EXERCISE DETAILS:
In the entries below, find every line with "this" and copy it.

SOURCE RECORDS:

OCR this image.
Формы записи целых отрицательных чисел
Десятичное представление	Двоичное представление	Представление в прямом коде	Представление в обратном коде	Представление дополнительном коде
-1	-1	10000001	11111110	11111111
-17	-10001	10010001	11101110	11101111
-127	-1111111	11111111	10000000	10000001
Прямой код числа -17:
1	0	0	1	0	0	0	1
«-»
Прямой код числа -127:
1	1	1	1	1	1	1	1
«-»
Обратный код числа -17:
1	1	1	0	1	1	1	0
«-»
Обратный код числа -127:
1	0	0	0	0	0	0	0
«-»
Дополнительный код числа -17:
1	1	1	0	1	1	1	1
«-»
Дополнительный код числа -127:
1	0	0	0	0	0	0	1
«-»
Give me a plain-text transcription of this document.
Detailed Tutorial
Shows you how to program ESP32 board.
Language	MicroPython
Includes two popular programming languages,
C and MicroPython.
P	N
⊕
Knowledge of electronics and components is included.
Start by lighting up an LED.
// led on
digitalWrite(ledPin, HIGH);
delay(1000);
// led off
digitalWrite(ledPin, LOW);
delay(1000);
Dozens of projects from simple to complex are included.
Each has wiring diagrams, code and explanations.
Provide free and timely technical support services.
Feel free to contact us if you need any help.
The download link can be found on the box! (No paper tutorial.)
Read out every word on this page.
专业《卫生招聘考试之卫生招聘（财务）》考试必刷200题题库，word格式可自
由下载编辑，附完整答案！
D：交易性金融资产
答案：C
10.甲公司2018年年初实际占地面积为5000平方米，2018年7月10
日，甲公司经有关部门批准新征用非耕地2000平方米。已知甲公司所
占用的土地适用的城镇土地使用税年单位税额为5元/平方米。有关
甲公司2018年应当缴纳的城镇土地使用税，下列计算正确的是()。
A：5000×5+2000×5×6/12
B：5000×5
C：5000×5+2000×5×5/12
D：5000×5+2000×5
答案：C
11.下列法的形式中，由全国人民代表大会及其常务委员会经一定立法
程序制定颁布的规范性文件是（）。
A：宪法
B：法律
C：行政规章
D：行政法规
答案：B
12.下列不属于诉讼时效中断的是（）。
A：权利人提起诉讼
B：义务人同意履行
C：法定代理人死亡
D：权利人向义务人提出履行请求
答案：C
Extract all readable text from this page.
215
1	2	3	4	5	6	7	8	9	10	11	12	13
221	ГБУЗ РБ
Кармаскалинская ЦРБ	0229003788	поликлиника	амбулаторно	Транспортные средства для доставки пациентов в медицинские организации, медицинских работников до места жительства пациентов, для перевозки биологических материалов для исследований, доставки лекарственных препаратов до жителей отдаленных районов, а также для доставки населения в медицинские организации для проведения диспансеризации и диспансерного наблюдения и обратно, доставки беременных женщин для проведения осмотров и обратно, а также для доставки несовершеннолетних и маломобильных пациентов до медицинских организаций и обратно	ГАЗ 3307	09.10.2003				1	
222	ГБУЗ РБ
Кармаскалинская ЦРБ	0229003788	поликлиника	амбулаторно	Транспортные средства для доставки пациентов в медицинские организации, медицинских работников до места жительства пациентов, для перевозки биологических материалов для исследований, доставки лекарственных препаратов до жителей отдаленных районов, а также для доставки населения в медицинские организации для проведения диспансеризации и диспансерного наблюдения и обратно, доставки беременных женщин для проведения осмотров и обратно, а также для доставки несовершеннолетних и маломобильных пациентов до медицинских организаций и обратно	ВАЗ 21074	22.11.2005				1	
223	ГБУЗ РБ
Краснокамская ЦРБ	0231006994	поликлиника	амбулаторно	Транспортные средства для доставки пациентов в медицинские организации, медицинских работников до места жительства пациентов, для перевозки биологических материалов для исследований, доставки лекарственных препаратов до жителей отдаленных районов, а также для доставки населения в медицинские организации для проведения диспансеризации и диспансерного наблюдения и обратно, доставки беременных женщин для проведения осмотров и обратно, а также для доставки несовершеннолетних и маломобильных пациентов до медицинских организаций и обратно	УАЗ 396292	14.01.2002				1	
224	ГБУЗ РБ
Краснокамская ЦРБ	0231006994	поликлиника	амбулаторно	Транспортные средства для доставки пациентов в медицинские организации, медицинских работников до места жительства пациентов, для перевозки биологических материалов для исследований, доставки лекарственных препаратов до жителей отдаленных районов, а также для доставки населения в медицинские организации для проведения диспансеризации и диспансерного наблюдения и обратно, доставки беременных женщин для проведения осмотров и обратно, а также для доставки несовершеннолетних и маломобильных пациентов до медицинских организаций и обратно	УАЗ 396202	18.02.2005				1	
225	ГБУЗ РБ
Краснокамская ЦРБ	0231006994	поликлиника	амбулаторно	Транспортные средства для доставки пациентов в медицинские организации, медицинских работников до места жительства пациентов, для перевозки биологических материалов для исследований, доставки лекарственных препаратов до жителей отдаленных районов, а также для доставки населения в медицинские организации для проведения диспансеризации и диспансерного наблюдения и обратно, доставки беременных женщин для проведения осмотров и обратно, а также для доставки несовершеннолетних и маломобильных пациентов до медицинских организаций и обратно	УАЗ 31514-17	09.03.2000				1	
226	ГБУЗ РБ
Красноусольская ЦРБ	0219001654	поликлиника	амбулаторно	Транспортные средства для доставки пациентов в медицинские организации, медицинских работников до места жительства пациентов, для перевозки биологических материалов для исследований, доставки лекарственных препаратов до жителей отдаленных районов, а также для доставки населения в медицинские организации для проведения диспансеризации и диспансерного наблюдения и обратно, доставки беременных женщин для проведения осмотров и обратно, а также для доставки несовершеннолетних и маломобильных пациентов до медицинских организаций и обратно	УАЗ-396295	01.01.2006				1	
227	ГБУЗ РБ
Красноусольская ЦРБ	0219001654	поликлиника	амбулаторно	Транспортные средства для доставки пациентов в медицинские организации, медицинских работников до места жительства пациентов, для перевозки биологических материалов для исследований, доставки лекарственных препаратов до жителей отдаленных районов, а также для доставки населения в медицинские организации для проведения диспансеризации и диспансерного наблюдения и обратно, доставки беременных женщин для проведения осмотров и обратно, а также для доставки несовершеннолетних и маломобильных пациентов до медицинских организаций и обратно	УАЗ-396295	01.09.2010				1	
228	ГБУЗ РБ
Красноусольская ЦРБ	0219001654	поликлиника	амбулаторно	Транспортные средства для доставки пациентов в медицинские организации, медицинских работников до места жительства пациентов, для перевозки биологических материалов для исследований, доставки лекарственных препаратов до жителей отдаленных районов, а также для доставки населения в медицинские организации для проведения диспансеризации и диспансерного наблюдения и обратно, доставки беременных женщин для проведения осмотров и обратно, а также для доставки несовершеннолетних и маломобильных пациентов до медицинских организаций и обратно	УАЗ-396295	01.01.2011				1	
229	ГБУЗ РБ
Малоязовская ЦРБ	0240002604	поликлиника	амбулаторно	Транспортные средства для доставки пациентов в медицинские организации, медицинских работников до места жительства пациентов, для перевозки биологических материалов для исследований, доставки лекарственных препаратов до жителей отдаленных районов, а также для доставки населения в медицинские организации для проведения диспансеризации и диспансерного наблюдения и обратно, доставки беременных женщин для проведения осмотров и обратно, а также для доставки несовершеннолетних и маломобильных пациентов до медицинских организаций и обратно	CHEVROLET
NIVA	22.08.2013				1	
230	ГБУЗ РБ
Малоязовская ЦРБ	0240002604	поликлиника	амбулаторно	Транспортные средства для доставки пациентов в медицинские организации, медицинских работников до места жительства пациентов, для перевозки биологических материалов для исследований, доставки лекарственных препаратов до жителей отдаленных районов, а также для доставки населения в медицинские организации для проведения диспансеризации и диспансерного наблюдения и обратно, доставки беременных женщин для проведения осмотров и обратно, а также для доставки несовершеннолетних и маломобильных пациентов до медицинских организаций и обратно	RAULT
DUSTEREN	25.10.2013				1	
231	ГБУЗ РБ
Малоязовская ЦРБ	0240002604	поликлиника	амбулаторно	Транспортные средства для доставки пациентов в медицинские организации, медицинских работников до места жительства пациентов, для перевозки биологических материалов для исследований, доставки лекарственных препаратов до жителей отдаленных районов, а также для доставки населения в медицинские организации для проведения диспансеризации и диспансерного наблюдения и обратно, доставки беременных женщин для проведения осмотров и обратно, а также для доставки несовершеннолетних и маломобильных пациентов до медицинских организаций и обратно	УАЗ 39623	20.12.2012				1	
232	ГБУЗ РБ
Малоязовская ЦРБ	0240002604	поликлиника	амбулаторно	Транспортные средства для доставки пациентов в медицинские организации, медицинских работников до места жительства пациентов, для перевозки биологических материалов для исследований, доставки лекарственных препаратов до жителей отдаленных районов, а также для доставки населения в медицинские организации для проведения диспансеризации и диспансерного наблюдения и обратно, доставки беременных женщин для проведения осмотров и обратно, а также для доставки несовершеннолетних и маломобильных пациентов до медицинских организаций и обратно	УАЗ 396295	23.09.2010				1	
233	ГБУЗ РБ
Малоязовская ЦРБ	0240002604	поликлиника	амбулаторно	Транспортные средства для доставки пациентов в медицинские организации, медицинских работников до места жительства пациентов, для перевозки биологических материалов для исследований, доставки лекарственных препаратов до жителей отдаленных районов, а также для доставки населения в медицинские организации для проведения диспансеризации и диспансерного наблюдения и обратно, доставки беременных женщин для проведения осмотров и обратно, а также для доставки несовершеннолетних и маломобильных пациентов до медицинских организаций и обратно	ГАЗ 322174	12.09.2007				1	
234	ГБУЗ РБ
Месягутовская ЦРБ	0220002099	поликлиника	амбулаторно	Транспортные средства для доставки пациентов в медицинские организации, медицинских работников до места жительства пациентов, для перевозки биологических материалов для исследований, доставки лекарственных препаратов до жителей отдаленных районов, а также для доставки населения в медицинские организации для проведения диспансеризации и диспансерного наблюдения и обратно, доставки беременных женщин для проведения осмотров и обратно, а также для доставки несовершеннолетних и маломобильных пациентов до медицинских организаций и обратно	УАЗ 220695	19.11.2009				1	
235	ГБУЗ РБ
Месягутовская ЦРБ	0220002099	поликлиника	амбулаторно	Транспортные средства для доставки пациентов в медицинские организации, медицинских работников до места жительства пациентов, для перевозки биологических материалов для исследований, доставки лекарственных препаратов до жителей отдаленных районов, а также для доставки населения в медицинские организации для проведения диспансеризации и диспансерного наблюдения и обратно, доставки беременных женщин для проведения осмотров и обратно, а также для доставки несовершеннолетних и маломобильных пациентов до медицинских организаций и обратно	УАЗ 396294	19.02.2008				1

EXERCISE RESULT:
OCR this image.
Give me a plain-text transcription of this document.
Read out every word on this page.
Extract all readable text from this page.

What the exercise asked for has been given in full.